Saved data entries
══════

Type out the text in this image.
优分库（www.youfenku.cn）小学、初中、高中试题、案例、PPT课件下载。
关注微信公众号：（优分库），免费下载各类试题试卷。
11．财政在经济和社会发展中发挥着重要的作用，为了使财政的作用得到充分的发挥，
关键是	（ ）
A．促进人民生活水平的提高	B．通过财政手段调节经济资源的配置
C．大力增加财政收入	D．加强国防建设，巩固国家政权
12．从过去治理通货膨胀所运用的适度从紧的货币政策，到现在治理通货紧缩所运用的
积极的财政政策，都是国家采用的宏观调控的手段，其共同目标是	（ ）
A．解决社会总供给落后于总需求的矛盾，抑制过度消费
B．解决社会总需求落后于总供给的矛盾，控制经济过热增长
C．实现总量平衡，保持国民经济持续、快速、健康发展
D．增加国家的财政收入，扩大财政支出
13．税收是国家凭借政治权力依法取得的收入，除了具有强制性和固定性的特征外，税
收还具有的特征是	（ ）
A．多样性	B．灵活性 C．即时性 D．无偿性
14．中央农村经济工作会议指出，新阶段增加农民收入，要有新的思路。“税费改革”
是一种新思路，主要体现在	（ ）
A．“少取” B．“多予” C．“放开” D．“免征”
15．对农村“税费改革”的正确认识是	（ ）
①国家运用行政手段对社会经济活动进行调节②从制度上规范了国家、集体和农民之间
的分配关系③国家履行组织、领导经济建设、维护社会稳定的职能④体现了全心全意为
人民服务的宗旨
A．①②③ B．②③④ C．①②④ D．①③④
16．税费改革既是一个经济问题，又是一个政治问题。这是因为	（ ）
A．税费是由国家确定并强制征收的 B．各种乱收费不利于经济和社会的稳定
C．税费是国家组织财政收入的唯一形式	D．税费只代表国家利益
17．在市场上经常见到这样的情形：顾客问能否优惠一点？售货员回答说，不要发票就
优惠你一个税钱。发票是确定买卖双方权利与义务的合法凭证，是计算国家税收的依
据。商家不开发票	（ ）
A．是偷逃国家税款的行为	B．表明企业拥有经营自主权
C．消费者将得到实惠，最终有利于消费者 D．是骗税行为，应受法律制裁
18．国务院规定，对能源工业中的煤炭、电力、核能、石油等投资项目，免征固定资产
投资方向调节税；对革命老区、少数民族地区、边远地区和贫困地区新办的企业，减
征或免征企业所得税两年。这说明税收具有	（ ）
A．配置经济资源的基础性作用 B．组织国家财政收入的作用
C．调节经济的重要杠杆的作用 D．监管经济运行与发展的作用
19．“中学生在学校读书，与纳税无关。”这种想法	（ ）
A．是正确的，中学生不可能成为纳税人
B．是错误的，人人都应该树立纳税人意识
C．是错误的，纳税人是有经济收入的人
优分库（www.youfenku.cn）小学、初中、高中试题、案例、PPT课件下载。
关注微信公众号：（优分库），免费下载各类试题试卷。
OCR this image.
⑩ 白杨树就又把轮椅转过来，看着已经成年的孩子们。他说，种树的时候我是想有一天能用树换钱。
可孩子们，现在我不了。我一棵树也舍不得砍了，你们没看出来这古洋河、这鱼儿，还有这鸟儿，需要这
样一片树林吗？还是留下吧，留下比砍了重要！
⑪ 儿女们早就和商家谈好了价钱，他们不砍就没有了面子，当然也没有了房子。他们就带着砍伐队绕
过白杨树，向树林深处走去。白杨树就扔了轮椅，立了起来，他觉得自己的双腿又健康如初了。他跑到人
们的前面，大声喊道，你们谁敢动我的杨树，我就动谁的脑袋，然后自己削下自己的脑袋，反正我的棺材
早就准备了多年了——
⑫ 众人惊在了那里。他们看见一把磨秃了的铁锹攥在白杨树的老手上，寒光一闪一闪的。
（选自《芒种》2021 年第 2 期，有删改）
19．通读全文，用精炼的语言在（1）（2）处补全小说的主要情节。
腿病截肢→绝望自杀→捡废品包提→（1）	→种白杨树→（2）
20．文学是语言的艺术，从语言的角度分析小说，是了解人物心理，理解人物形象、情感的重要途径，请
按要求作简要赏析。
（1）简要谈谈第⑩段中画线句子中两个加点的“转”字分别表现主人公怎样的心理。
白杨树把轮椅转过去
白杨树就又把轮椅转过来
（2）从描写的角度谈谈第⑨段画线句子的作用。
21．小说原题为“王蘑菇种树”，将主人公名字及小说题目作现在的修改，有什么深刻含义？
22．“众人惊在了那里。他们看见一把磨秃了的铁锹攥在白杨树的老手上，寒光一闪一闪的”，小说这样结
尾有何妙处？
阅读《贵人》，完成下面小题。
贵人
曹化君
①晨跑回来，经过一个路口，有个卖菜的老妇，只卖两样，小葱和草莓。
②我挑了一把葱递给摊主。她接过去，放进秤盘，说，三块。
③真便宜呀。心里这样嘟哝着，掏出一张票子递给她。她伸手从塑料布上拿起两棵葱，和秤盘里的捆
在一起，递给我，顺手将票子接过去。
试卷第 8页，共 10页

══════

Set down all of the entries exactly, please.

Type out the text in this image.
优分库（www.youfenku.cn）小学、初中、高中试题、案例、PPT课件下载。
关注微信公众号：（优分库），免费下载各类试题试卷。
11．财政在经济和社会发展中发挥着重要的作用，为了使财政的作用得到充分的发挥，
关键是	（ ）
A．促进人民生活水平的提高	B．通过财政手段调节经济资源的配置
C．大力增加财政收入	D．加强国防建设，巩固国家政权
12．从过去治理通货膨胀所运用的适度从紧的货币政策，到现在治理通货紧缩所运用的
积极的财政政策，都是国家采用的宏观调控的手段，其共同目标是	（ ）
A．解决社会总供给落后于总需求的矛盾，抑制过度消费
B．解决社会总需求落后于总供给的矛盾，控制经济过热增长
C．实现总量平衡，保持国民经济持续、快速、健康发展
D．增加国家的财政收入，扩大财政支出
13．税收是国家凭借政治权力依法取得的收入，除了具有强制性和固定性的特征外，税
收还具有的特征是	（ ）
A．多样性	B．灵活性 C．即时性 D．无偿性
14．中央农村经济工作会议指出，新阶段增加农民收入，要有新的思路。“税费改革”
是一种新思路，主要体现在	（ ）
A．“少取” B．“多予” C．“放开” D．“免征”
15．对农村“税费改革”的正确认识是	（ ）
①国家运用行政手段对社会经济活动进行调节②从制度上规范了国家、集体和农民之间
的分配关系③国家履行组织、领导经济建设、维护社会稳定的职能④体现了全心全意为
人民服务的宗旨
A．①②③ B．②③④ C．①②④ D．①③④
16．税费改革既是一个经济问题，又是一个政治问题。这是因为	（ ）
A．税费是由国家确定并强制征收的 B．各种乱收费不利于经济和社会的稳定
C．税费是国家组织财政收入的唯一形式	D．税费只代表国家利益
17．在市场上经常见到这样的情形：顾客问能否优惠一点？售货员回答说，不要发票就
优惠你一个税钱。发票是确定买卖双方权利与义务的合法凭证，是计算国家税收的依
据。商家不开发票	（ ）
A．是偷逃国家税款的行为	B．表明企业拥有经营自主权
C．消费者将得到实惠，最终有利于消费者 D．是骗税行为，应受法律制裁
18．国务院规定，对能源工业中的煤炭、电力、核能、石油等投资项目，免征固定资产
投资方向调节税；对革命老区、少数民族地区、边远地区和贫困地区新办的企业，减
征或免征企业所得税两年。这说明税收具有	（ ）
A．配置经济资源的基础性作用 B．组织国家财政收入的作用
C．调节经济的重要杠杆的作用 D．监管经济运行与发展的作用
19．“中学生在学校读书，与纳税无关。”这种想法	（ ）
A．是正确的，中学生不可能成为纳税人
B．是错误的，人人都应该树立纳税人意识
C．是错误的，纳税人是有经济收入的人
优分库（www.youfenku.cn）小学、初中、高中试题、案例、PPT课件下载。
关注微信公众号：（优分库），免费下载各类试题试卷。
OCR this image.
⑩ 白杨树就又把轮椅转过来，看着已经成年的孩子们。他说，种树的时候我是想有一天能用树换钱。
可孩子们，现在我不了。我一棵树也舍不得砍了，你们没看出来这古洋河、这鱼儿，还有这鸟儿，需要这
样一片树林吗？还是留下吧，留下比砍了重要！
⑪ 儿女们早就和商家谈好了价钱，他们不砍就没有了面子，当然也没有了房子。他们就带着砍伐队绕
过白杨树，向树林深处走去。白杨树就扔了轮椅，立了起来，他觉得自己的双腿又健康如初了。他跑到人
们的前面，大声喊道，你们谁敢动我的杨树，我就动谁的脑袋，然后自己削下自己的脑袋，反正我的棺材
早就准备了多年了——
⑫ 众人惊在了那里。他们看见一把磨秃了的铁锹攥在白杨树的老手上，寒光一闪一闪的。
（选自《芒种》2021 年第 2 期，有删改）
19．通读全文，用精炼的语言在（1）（2）处补全小说的主要情节。
腿病截肢→绝望自杀→捡废品包提→（1）	→种白杨树→（2）
20．文学是语言的艺术，从语言的角度分析小说，是了解人物心理，理解人物形象、情感的重要途径，请
按要求作简要赏析。
（1）简要谈谈第⑩段中画线句子中两个加点的“转”字分别表现主人公怎样的心理。
白杨树把轮椅转过去
白杨树就又把轮椅转过来
（2）从描写的角度谈谈第⑨段画线句子的作用。
21．小说原题为“王蘑菇种树”，将主人公名字及小说题目作现在的修改，有什么深刻含义？
22．“众人惊在了那里。他们看见一把磨秃了的铁锹攥在白杨树的老手上，寒光一闪一闪的”，小说这样结
尾有何妙处？
阅读《贵人》，完成下面小题。
贵人
曹化君
①晨跑回来，经过一个路口，有个卖菜的老妇，只卖两样，小葱和草莓。
②我挑了一把葱递给摊主。她接过去，放进秤盘，说，三块。
③真便宜呀。心里这样嘟哝着，掏出一张票子递给她。她伸手从塑料布上拿起两棵葱，和秤盘里的捆
在一起，递给我，顺手将票子接过去。
试卷第 8页，共 10页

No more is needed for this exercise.